#### JOB:
Of all the lines in the material, how many contain the word "tình"? State the number alone.

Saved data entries

>> START

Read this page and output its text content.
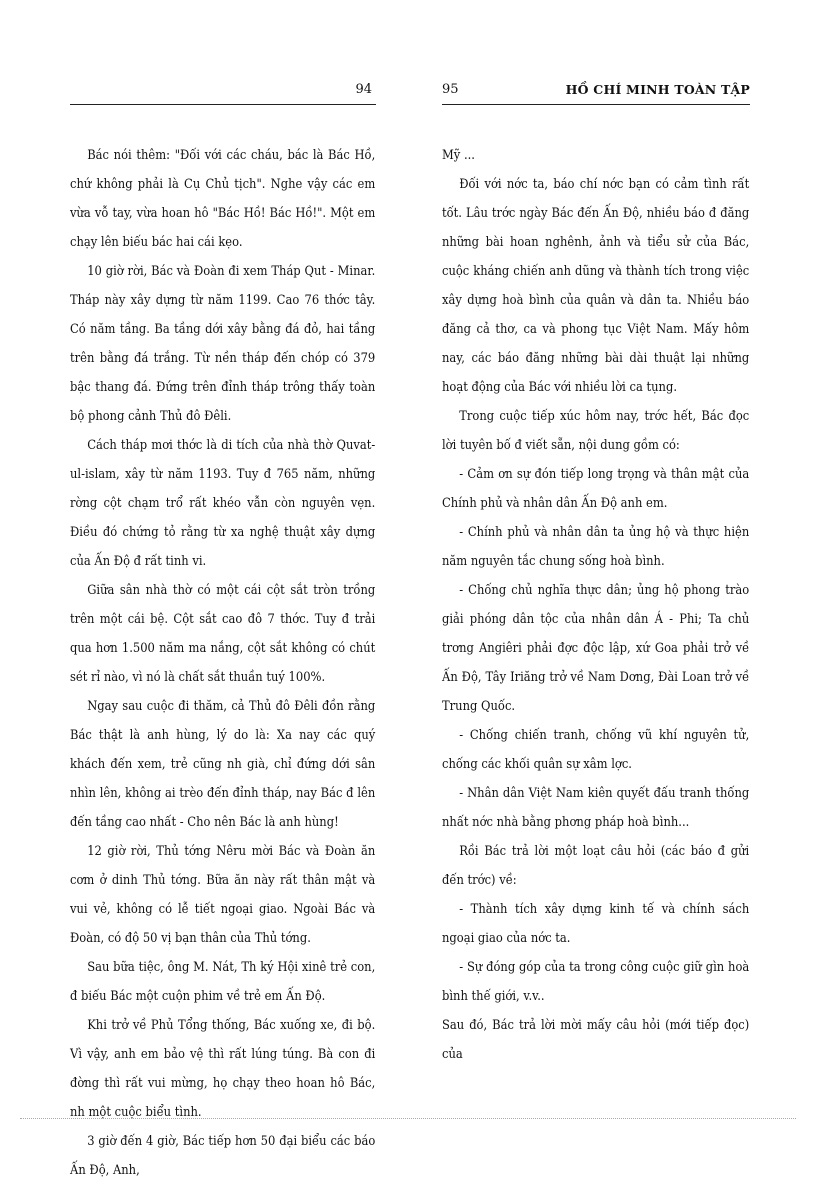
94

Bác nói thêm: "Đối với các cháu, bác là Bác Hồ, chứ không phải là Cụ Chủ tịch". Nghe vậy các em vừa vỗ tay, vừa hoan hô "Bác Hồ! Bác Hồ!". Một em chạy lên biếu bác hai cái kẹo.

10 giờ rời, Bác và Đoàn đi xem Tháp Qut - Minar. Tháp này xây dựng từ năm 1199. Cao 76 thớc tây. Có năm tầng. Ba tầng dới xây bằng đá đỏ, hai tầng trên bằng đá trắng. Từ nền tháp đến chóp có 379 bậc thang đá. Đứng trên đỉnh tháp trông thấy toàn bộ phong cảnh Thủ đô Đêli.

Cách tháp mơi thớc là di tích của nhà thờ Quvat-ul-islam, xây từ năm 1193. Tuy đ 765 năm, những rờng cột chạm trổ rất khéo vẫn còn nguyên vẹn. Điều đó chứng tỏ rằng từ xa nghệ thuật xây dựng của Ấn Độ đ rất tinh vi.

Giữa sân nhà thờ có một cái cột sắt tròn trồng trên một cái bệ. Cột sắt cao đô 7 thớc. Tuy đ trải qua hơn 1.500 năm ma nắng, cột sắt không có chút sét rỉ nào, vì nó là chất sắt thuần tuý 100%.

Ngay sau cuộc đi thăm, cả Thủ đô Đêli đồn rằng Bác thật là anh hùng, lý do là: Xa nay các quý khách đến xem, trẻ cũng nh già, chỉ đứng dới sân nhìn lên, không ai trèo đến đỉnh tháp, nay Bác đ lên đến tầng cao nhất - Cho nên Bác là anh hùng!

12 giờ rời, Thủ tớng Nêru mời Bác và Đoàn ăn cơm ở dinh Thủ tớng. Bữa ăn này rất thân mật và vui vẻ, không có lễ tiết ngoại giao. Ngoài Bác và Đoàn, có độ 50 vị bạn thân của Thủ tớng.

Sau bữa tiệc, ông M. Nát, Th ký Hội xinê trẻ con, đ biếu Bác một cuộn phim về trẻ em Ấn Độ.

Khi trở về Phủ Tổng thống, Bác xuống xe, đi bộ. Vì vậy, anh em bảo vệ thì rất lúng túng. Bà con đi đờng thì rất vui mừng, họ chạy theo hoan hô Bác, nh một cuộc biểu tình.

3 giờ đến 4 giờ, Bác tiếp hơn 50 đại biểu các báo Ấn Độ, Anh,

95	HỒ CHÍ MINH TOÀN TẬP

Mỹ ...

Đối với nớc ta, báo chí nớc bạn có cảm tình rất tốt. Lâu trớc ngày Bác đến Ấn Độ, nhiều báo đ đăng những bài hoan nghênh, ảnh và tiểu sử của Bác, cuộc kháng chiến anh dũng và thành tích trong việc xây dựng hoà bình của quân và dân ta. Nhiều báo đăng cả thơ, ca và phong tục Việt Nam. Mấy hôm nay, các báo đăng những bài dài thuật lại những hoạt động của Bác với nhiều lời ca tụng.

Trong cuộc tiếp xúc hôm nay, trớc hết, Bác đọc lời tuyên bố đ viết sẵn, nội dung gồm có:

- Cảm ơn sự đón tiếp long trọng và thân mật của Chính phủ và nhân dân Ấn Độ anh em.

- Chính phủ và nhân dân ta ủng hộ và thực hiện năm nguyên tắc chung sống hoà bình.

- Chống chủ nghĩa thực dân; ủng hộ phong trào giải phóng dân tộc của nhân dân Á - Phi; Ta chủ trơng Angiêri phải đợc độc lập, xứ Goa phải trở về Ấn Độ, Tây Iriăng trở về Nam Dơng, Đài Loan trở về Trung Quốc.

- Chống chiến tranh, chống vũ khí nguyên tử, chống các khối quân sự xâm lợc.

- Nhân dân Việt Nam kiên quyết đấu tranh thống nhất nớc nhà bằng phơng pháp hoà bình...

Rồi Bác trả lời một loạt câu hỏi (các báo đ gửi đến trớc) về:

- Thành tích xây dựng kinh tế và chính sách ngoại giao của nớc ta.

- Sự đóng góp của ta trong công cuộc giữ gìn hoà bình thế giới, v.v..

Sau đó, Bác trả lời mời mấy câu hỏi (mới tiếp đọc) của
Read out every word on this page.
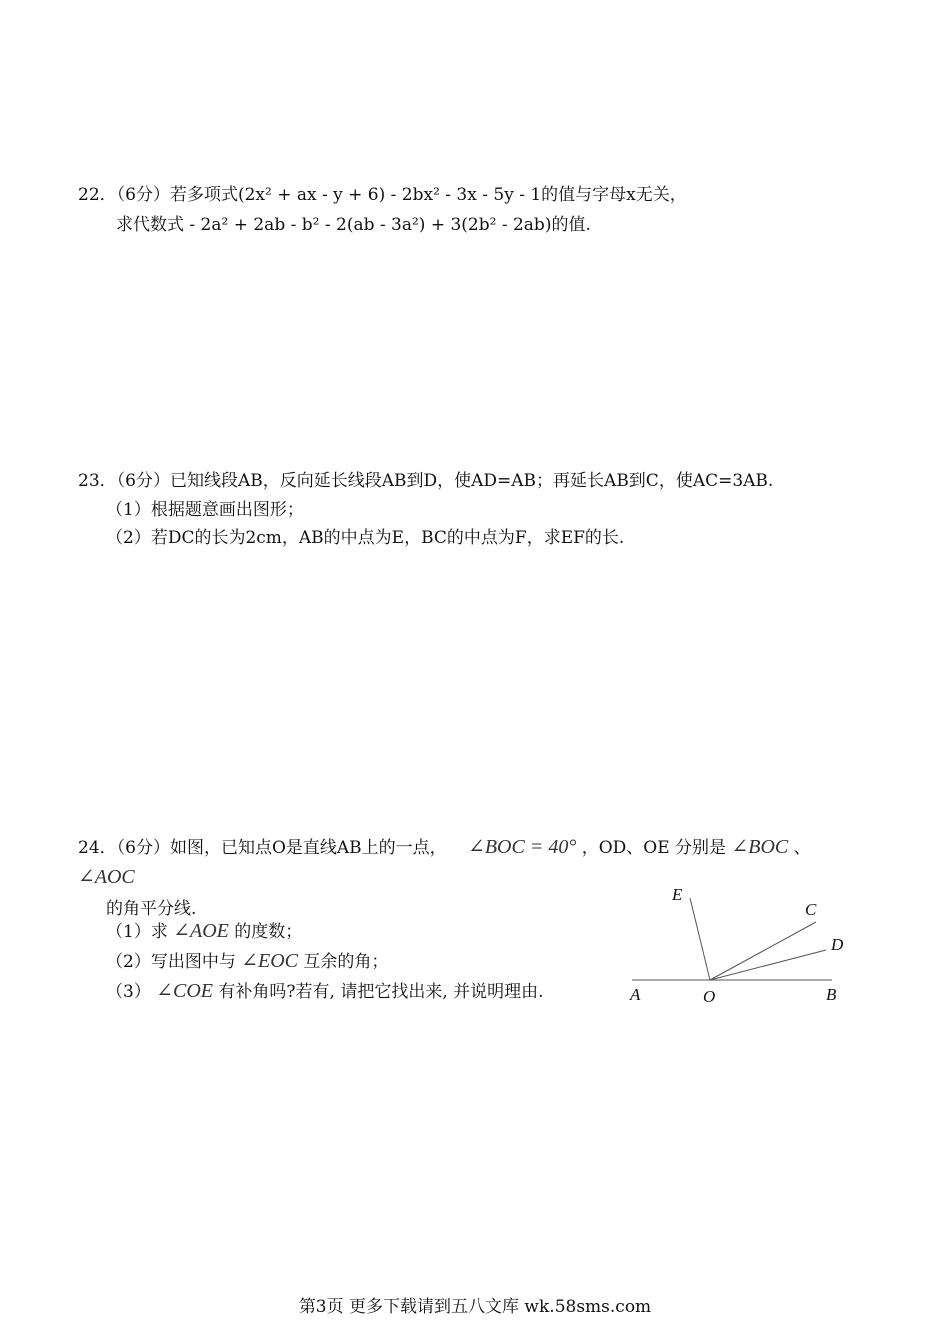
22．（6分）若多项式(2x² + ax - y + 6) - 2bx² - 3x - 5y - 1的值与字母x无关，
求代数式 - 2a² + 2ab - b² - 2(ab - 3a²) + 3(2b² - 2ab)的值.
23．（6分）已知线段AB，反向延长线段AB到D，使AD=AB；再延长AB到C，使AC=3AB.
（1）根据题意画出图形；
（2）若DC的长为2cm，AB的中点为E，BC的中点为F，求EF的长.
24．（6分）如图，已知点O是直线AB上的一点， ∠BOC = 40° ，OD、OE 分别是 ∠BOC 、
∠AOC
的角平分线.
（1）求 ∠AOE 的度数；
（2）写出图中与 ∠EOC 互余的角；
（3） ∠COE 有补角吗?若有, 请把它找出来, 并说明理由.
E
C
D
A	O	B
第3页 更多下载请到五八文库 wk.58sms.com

>> END

#### EXPECTED ANSWER:
2